• Data entries
########

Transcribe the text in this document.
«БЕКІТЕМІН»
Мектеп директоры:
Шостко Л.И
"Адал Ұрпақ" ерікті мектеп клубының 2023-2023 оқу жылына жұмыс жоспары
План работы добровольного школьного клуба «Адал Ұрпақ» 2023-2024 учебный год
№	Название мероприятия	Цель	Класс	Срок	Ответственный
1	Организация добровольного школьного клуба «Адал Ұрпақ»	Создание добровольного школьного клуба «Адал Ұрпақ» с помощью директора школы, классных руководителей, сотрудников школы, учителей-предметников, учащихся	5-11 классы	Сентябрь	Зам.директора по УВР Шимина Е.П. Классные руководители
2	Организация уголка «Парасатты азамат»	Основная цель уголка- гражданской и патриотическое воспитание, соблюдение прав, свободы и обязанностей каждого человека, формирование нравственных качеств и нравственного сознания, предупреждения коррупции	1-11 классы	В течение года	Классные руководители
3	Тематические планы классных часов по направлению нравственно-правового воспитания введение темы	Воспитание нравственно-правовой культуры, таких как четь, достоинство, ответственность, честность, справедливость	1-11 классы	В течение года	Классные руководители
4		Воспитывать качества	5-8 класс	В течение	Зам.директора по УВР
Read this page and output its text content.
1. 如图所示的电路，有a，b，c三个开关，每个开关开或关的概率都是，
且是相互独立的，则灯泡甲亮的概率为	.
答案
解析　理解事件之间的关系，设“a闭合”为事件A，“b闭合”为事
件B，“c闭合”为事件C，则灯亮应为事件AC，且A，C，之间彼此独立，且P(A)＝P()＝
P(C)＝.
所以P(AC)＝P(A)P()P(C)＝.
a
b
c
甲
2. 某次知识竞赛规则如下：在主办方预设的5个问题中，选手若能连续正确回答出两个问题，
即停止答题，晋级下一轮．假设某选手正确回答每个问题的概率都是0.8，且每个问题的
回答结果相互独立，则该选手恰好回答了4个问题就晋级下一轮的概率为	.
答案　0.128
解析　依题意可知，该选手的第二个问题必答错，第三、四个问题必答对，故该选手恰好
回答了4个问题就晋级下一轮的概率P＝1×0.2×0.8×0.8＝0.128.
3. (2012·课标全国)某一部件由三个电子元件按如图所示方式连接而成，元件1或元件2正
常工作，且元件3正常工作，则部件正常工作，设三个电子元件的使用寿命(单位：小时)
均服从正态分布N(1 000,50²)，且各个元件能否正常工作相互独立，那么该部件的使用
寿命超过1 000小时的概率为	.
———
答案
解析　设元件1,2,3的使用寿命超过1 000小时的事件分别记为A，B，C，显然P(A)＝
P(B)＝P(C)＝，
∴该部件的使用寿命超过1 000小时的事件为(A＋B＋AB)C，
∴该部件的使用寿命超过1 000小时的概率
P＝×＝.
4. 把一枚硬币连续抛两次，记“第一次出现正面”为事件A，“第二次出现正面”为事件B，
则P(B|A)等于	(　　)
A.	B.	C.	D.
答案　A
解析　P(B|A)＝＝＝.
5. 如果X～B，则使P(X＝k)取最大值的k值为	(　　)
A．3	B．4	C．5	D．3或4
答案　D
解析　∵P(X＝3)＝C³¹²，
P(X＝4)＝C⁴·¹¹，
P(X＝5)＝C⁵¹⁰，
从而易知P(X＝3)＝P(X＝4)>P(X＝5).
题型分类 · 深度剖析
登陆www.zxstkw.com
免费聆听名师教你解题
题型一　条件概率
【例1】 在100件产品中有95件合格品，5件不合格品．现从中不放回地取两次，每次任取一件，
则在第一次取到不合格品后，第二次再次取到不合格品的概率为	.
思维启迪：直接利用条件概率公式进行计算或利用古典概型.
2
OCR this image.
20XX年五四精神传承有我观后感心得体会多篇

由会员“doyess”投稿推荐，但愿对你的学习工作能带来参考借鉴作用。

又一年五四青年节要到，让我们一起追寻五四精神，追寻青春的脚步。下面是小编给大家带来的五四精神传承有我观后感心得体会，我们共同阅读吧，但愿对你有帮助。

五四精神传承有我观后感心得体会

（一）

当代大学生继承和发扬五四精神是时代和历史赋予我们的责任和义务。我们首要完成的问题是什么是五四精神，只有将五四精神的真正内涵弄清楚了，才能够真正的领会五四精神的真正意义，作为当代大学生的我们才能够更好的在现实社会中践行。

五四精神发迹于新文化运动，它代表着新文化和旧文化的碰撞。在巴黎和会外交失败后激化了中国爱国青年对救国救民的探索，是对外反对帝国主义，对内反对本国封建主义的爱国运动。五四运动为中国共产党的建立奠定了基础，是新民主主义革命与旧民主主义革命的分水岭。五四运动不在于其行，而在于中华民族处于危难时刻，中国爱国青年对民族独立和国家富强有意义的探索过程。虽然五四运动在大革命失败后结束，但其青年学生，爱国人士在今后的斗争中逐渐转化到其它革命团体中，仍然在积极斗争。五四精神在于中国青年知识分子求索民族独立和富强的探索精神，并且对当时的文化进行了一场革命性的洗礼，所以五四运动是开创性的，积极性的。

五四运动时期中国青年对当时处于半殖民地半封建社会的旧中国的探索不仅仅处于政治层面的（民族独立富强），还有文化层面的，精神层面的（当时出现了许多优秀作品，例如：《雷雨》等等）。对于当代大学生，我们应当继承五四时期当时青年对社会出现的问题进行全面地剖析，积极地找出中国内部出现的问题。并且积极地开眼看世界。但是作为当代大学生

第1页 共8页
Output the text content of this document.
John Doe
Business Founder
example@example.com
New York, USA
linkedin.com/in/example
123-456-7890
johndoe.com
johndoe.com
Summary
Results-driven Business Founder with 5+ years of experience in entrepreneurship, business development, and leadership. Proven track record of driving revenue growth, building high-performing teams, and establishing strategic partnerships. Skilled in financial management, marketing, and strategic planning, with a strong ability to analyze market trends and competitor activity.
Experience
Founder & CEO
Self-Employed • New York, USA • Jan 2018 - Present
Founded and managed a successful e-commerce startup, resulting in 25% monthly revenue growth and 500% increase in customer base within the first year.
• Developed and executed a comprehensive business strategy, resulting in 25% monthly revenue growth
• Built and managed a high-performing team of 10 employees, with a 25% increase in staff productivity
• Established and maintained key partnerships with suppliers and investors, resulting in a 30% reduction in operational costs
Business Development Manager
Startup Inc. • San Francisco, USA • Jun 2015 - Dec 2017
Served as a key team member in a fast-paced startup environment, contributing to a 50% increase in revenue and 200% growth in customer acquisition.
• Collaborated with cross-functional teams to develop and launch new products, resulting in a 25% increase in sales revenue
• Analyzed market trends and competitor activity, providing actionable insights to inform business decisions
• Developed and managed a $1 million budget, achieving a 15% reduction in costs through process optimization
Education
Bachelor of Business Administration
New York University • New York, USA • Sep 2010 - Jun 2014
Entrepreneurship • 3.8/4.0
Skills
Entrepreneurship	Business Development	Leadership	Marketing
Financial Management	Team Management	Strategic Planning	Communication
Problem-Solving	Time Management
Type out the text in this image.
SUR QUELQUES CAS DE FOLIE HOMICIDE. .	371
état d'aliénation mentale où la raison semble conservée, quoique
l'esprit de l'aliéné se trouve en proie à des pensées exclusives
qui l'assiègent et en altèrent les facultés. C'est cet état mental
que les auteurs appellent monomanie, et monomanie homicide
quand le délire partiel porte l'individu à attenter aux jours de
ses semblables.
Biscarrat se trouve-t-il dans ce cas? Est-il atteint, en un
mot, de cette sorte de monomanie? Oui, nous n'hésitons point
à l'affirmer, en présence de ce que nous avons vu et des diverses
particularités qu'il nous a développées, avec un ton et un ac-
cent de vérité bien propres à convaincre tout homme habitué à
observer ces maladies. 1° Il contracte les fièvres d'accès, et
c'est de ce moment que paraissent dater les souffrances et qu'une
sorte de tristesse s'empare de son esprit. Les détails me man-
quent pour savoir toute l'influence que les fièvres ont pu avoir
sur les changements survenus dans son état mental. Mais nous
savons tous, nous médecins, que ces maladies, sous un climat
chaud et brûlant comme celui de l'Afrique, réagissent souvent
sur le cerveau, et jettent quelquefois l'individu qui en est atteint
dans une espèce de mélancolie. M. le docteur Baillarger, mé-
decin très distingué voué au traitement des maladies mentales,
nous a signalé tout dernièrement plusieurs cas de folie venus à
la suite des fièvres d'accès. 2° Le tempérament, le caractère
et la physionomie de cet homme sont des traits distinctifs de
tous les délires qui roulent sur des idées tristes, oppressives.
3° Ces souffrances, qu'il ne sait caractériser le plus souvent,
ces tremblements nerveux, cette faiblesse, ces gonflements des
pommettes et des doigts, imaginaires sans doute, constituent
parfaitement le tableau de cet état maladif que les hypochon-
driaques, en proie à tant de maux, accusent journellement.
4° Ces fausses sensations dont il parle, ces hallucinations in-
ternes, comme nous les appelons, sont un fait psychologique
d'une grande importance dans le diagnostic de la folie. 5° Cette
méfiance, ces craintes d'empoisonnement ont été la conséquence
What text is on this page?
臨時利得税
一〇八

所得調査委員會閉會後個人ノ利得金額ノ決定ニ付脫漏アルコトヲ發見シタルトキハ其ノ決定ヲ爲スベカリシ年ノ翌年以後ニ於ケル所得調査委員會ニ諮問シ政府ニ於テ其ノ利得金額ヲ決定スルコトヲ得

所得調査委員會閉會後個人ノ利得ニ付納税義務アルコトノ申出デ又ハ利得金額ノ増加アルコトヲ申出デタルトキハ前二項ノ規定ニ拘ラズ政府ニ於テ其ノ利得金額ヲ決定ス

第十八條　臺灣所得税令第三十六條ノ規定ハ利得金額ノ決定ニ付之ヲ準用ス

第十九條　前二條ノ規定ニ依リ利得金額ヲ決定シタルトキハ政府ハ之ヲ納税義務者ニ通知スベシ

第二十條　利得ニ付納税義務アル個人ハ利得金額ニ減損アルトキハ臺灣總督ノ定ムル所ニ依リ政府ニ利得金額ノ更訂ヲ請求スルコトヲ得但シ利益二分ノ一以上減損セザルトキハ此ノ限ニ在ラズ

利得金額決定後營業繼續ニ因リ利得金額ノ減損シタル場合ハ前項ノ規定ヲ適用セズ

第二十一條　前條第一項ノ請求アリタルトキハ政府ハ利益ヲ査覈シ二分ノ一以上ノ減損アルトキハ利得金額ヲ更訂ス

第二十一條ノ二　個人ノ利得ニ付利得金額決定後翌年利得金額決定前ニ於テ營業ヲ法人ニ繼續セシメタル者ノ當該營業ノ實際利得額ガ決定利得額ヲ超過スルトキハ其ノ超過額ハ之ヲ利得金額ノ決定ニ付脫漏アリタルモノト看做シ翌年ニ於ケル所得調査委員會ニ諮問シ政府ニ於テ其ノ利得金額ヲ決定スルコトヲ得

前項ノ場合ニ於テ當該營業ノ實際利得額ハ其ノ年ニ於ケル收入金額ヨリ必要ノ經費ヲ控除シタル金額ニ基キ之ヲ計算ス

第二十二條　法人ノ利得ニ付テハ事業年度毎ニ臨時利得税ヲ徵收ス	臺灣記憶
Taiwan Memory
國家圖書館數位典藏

########

• What you need to do
Count every line of the records that holds "partnerships". State the number, nothing else.

• Result of the task
2